Dataset content:
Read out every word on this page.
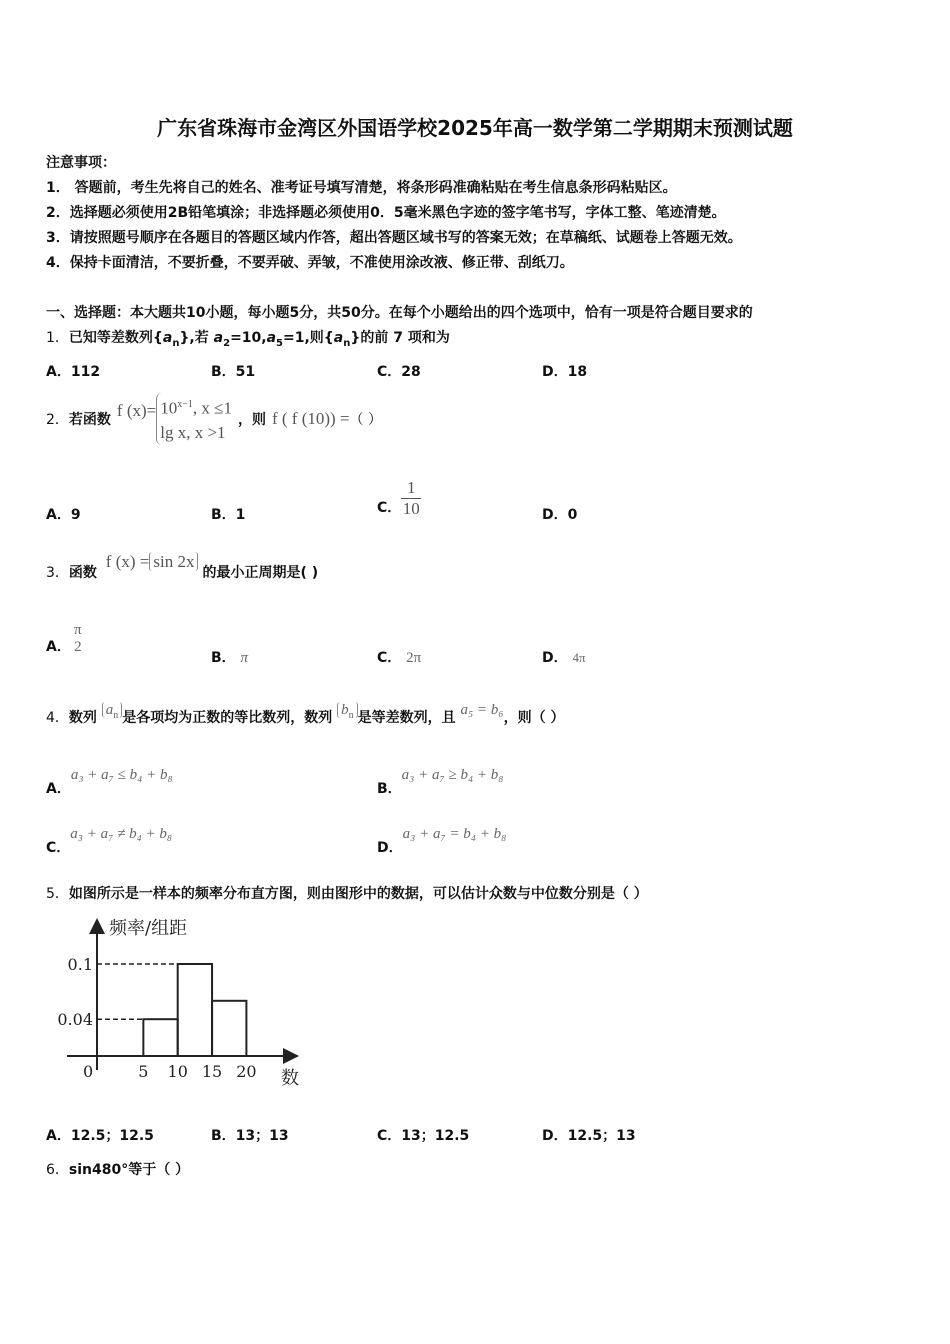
广东省珠海市金湾区外国语学校2025年高一数学第二学期期末预测试题
注意事项：
1． 答题前，考生先将自己的姓名、准考证号填写清楚，将条形码准确粘贴在考生信息条形码粘贴区。
2．选择题必须使用2B铅笔填涂；非选择题必须使用0．5毫米黑色字迹的签字笔书写，字体工整、笔迹清楚。
3．请按照题号顺序在各题目的答题区域内作答，超出答题区域书写的答案无效；在草稿纸、试题卷上答题无效。
4．保持卡面清洁，不要折叠，不要弄破、弄皱，不准使用涂改液、修正带、刮纸刀。
一、选择题：本大题共10小题，每小题5分，共50分。在每个小题给出的四个选项中，恰有一项是符合题目要求的
1．已知等差数列$\{a_n\}$,若 $a_2=10,a_5=1$,则$\{a_n\}$的前 7 项和为
A．112	B．51	C．28	D．18
2． 若函数 f $(x)= 10^{x-1}$, x ≤1
lg x, x >1
，则 f ( f (10)) = （ ）
A．9	B．1	C． $\frac{1}{10}$	D．0
3．函数 f (x) = sin 2x的最小正周期是( )
A．
π
2
B． π	C． 2π	D． 4π
4．数列 $a_n$ 是各项均为正数的等比数列，数列 $b_n$ 是等差数列，且 a₅ = b₆，则（ ）
A．a₃ + a₇ ≤ b₄ + b₈
B．a₃ + a₇ ≥ b₄ + b₈
C．a₃ + a₇ ≠ b₄ + b₈
D．a₃ + a₇ = b₄ + b₈
5．如图所示是一样本的频率分布直方图，则由图形中的数据，可以估计众数与中位数分别是（ ）
频率/组距
数
0	5 10 15 20
0.1
0.04
A．12.5；12.5	B．13；13	C．13；12.5	D．12.5；13
6．sin480°等于（ ）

Stated exercise:
Write the material out again exactly as it appears, dropping the pictures.

Task response:
Read out every word on this page.
广东省珠海市金湾区外国语学校2025年高一数学第二学期期末预测试题
注意事项：
1． 答题前，考生先将自己的姓名、准考证号填写清楚，将条形码准确粘贴在考生信息条形码粘贴区。
2．选择题必须使用2B铅笔填涂；非选择题必须使用0．5毫米黑色字迹的签字笔书写，字体工整、笔迹清楚。
3．请按照题号顺序在各题目的答题区域内作答，超出答题区域书写的答案无效；在草稿纸、试题卷上答题无效。
4．保持卡面清洁，不要折叠，不要弄破、弄皱，不准使用涂改液、修正带、刮纸刀。
一、选择题：本大题共10小题，每小题5分，共50分。在每个小题给出的四个选项中，恰有一项是符合题目要求的
1．已知等差数列$\{a_n\}$,若 $a_2=10,a_5=1$,则$\{a_n\}$的前 7 项和为
A．112	B．51	C．28	D．18
2． 若函数 f $(x)= 10^{x-1}$, x ≤1
lg x, x >1
，则 f ( f (10)) = （ ）
A．9	B．1	C． $\frac{1}{10}$	D．0
3．函数 f (x) = sin 2x的最小正周期是( )
A．
π
2
B． π	C． 2π	D． 4π
4．数列 $a_n$ 是各项均为正数的等比数列，数列 $b_n$ 是等差数列，且 a₅ = b₆，则（ ）
A．a₃ + a₇ ≤ b₄ + b₈
B．a₃ + a₇ ≥ b₄ + b₈
C．a₃ + a₇ ≠ b₄ + b₈
D．a₃ + a₇ = b₄ + b₈
5．如图所示是一样本的频率分布直方图，则由图形中的数据，可以估计众数与中位数分别是（ ）
频率/组距
数
0	5 10 15 20
0.1
0.04
A．12.5；12.5	B．13；13	C．13；12.5	D．12.5；13
6．sin480°等于（ ）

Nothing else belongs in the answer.